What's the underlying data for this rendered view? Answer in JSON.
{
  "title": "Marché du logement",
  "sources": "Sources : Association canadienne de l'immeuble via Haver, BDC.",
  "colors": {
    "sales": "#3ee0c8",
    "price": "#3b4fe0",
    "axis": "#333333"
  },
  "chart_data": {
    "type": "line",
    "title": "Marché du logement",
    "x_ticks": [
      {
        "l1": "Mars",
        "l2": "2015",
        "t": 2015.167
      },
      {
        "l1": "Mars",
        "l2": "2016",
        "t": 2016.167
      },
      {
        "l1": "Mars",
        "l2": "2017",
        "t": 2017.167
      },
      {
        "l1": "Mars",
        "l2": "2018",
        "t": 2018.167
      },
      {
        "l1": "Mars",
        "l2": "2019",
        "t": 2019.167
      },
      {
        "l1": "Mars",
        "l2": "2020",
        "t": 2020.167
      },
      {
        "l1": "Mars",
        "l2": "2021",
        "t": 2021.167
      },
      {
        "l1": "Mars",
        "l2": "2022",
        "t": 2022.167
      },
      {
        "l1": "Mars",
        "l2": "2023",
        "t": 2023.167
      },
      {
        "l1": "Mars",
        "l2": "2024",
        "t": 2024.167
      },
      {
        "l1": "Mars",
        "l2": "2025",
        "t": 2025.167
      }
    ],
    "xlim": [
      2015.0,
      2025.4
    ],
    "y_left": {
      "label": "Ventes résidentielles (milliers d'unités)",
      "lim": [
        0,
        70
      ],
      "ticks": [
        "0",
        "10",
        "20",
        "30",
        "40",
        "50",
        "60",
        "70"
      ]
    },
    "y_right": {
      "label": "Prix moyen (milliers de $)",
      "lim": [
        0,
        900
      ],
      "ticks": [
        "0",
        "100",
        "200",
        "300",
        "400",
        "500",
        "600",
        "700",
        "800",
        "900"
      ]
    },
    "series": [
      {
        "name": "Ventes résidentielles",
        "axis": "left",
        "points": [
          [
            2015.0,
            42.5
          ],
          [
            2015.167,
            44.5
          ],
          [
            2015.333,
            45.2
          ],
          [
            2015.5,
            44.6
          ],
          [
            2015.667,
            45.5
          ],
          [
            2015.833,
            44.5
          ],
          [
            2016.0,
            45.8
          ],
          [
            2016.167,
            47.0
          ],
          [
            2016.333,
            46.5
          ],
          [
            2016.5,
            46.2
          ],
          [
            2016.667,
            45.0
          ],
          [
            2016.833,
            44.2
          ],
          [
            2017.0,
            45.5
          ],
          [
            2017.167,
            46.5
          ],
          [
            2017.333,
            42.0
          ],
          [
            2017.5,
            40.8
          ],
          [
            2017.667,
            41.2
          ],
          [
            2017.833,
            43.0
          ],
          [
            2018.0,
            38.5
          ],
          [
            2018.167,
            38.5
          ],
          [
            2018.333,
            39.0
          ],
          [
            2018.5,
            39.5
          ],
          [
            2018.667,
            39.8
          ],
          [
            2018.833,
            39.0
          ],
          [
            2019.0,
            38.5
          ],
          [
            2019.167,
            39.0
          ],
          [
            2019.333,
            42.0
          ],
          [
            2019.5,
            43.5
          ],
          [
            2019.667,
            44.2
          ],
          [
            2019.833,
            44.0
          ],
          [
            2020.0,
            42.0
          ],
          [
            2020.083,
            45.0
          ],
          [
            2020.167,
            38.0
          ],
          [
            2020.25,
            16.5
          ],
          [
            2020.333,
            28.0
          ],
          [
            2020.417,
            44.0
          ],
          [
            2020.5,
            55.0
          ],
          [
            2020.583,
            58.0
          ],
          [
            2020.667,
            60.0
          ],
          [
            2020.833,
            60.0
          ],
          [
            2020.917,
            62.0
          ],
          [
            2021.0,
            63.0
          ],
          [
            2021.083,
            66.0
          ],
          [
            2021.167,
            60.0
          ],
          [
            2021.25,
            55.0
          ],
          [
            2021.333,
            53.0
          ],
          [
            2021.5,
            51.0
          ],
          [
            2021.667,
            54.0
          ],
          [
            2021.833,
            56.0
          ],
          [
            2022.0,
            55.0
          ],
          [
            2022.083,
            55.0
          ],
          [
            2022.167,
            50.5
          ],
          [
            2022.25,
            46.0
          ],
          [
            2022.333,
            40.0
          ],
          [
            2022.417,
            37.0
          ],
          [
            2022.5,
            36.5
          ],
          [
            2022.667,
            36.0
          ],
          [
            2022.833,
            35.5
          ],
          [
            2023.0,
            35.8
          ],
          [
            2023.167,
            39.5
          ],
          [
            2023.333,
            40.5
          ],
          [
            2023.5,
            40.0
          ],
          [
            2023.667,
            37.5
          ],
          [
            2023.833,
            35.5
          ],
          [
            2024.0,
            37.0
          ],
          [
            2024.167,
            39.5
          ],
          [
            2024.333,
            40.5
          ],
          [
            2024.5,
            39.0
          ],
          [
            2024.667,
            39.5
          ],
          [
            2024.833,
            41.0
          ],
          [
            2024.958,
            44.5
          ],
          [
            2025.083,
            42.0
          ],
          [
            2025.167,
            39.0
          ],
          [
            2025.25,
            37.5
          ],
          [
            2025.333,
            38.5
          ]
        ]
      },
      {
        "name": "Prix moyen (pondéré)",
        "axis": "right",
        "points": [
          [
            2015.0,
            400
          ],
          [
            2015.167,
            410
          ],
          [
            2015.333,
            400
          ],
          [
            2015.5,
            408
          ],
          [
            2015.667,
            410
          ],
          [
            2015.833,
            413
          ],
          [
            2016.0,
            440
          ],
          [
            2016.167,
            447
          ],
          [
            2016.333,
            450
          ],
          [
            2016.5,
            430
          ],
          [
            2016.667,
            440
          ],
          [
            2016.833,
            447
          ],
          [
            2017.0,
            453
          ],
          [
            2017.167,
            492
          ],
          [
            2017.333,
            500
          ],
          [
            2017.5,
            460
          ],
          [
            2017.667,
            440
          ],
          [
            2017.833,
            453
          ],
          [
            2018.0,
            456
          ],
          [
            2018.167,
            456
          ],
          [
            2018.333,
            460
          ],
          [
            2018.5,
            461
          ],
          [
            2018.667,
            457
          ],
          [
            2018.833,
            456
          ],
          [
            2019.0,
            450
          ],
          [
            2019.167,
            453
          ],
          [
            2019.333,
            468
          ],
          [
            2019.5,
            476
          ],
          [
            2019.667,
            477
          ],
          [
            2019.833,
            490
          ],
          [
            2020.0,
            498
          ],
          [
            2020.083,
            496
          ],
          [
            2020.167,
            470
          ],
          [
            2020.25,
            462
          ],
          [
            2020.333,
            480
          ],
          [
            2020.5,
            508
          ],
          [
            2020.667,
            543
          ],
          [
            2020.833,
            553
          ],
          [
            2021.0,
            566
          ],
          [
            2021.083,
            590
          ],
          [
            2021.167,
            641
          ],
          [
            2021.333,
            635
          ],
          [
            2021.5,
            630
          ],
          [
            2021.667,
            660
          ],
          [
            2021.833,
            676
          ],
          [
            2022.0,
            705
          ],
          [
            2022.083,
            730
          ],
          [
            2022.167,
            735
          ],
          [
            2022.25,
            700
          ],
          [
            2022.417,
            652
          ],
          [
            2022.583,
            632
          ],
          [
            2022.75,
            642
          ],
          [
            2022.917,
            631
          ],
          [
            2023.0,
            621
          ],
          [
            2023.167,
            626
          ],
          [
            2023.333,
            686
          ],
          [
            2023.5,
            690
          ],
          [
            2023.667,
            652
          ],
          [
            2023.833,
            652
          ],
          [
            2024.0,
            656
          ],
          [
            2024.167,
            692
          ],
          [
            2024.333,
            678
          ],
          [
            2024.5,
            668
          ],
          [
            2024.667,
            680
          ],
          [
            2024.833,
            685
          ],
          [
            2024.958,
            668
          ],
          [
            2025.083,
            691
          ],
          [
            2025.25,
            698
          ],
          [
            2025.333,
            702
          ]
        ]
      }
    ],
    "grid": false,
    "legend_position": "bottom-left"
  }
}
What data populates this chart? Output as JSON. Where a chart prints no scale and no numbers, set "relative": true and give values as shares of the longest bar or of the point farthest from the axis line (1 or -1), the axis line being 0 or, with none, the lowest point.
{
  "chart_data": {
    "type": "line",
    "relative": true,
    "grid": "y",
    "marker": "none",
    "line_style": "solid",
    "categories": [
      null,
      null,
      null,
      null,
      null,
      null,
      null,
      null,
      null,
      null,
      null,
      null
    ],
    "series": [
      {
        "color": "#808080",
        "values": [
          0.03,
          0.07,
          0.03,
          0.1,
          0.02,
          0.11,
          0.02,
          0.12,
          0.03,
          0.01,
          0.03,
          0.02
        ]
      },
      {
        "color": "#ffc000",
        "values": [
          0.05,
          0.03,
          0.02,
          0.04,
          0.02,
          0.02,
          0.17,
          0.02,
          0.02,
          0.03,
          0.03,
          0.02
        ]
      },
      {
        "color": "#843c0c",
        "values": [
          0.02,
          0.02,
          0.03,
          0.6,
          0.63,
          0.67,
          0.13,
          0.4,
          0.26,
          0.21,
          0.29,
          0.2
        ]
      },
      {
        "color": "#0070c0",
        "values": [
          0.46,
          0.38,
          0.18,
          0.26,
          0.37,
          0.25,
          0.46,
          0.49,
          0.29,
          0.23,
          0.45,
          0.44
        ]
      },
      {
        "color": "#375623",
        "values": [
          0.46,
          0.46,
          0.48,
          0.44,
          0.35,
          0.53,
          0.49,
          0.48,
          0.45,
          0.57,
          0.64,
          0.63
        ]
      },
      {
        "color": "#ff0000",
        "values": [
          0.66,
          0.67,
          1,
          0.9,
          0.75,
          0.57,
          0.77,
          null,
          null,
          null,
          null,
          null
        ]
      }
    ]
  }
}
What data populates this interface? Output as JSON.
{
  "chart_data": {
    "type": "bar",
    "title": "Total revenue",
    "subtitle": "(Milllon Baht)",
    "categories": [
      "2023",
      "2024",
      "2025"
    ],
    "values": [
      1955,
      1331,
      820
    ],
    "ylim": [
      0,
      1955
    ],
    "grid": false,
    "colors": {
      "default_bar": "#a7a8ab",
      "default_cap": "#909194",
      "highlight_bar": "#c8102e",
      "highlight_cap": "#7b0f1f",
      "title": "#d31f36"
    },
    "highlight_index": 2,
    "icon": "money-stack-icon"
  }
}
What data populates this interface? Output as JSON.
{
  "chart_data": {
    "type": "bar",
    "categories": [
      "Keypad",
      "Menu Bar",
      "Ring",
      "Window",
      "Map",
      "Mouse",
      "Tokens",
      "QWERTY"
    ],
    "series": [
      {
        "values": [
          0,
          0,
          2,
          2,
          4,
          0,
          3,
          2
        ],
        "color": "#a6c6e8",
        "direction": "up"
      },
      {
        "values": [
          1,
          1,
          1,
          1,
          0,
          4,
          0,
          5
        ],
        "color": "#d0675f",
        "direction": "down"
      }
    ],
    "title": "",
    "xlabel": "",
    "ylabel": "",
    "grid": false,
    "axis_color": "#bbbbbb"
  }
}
□ □ □ □ □ □ □
* Task statement *
Pick each line holding the word "this" out of the data and copy it.

* The solution *
What's the underlying data for this rendered view? Answer in JSON.
What data populates this chart? Output as JSON. Where a chart prints no scale and no numbers, set "relative": true and give values as shares of the longest bar or of the point farthest from the axis line (1 or -1), the axis line being 0 or, with none, the lowest point.
What data populates this interface? Output as JSON.
What data populates this interface? Output as JSON.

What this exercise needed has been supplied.